• ESTRATTO FORNITO:

•••••

“Sul rilascio di pratiche in edilizia si abusa della pazienza di cittadini e Ordini”

CATANZARO – “Fino a quando la Regione abusera’ della pazienza dei calabresi e, in questo specifico caso che ha del paradossale, della pazienza degli ordini professionali? A me pare che, anche qui, si ravvisi inequivocabilmente un’assenza grave di governo delle questioni che rischia di aggiungere altri danni a quelli gia’ provocati alla Calabria in questa sfortuna legislatura”. Lo afferma il consigliere regionale Fausto Orsomarso (presidente del Gruppo misto) in riferimento, spiega, al “rilascio dell’autorizzazione-diniego-integrazione delle pratiche edilizie inviate tramite sistema ‘Sismi.ca’ (ossia la piattaforma telematica per la presentazione di richiesta di autorizzazioni regionali ai fini antisismici subentrata al vecchio sistema ‘Sierc’), che, come previsto dall’art. 94 comma 2 del D.P.R.380/2001, dovrebbe essere garantito entro 60 giorni dalla data di ricevimento dell’istanza, da parte del Servizio tecnico regionale e 40 giorni nel caso di richiesta di procedura d’urgenza con maggiorazione della relativa tariffa di istruttoria”.

•••••

• DATI:
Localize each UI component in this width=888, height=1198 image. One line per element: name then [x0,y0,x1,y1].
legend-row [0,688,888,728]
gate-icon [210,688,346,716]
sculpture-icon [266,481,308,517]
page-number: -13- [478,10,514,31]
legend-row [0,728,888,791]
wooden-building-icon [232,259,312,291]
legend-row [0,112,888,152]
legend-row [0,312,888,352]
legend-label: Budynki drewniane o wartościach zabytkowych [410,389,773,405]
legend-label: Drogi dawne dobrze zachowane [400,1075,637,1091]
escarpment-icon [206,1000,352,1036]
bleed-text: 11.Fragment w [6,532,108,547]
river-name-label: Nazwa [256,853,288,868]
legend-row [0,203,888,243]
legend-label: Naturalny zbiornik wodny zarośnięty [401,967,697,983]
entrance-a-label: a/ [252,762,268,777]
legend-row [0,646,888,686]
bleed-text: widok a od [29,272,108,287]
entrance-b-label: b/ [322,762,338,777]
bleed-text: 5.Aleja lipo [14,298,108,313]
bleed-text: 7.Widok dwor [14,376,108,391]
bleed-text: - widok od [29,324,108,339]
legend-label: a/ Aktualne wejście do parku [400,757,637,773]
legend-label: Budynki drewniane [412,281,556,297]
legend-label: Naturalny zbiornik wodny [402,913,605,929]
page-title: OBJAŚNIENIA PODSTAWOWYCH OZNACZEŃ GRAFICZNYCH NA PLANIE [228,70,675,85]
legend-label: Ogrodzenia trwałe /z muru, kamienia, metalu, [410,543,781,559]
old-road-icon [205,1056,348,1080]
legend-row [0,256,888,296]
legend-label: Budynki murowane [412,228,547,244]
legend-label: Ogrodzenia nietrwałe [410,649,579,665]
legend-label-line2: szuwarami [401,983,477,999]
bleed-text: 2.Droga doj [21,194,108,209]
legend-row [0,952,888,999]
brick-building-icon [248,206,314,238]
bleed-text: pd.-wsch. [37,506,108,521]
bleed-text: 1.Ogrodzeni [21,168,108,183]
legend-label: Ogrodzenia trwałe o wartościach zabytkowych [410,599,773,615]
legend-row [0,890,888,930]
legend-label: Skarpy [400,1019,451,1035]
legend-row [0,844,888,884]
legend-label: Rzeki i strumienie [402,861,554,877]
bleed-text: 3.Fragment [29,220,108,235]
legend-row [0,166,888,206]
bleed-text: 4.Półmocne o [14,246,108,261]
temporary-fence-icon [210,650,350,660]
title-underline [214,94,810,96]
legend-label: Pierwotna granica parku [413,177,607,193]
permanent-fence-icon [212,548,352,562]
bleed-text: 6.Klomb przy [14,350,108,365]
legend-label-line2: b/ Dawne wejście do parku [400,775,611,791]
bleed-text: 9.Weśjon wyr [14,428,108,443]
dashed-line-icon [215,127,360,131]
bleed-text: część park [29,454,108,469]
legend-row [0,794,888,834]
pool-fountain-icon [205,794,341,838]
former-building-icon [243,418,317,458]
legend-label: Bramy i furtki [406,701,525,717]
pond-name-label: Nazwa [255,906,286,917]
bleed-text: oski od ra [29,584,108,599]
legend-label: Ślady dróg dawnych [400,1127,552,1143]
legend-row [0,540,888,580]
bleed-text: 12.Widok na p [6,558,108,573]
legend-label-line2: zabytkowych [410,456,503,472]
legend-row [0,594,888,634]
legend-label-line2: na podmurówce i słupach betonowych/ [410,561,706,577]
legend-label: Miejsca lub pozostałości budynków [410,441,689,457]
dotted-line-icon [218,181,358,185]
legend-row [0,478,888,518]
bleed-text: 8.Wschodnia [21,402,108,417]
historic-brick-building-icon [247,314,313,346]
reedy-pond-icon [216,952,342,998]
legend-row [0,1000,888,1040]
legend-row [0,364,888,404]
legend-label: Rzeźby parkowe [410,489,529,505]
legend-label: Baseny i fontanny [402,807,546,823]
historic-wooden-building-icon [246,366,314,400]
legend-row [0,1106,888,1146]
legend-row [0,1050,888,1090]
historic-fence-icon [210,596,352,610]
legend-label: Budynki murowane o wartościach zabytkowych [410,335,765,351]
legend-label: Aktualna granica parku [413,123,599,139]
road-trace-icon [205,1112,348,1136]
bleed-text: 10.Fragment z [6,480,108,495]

•••••

• COSA SI CHIEDE:
a) Secondo l'articolo sulle pratiche edilizie, a quale vecchio sistema è subentrata la piattaforma ‘Sismi.ca’?
b) Prosegui l'articolo sulle pratiche edilizie in Calabria a partire dall'ultima frase riportata.

• RISPOSTE QUI SOTTO:
a) Al sistema ‘Sierc’.

b)
Tuttavia, ad avviso del consigliere regionale, “tali tempistiche non vengono assolutamente rispettate da parte degli uffici competenti. Anzi – sottolinea – da qualche mese, dopo l’entrata in vigore del sistema ‘Sismi-ca’ molte sono le segnalazioni e le lamentele da parte dei tecnici che, trascorsi i 60 giorni, non ricevono nessun tipo di risposta dai funzionari addetti all’istruttoria, trovandosi in situazioni imbarazzanti nei confronti di committenti giustamente scontenti di posticipare l’inizio dei lavori e a imprese furiose, costrette a fermare interi cantieri al minimo imprevisto a causa dei tempi biblici che trascorrono affinche’ una pratica venga autorizzata”.

Per Orsomarso “sono rallentamenti che stanno provocando, oltre all’esasperazione dei professionisti del settore, il blocco dell’intera economia regionale del settore edile e che una regione in ginocchio come la Calabria non puo’ assolutamente permettersi. Cosi’ com’e’ assurdo da maggio 2017 i professionisti, indipendentemente dalla tipologia dell’opera, hanno la facolta’ ‘straordinaria’ di trasmettere il progetto sulla piattaforma ‘Sismi-ca’ classificando l’intervento, comunque, nella categoria ‘altre opere’ (procedura semplificata): facolta’ concessa loro sostanzialmente per ovviare alla evidente non fruibilita’ del sistema”.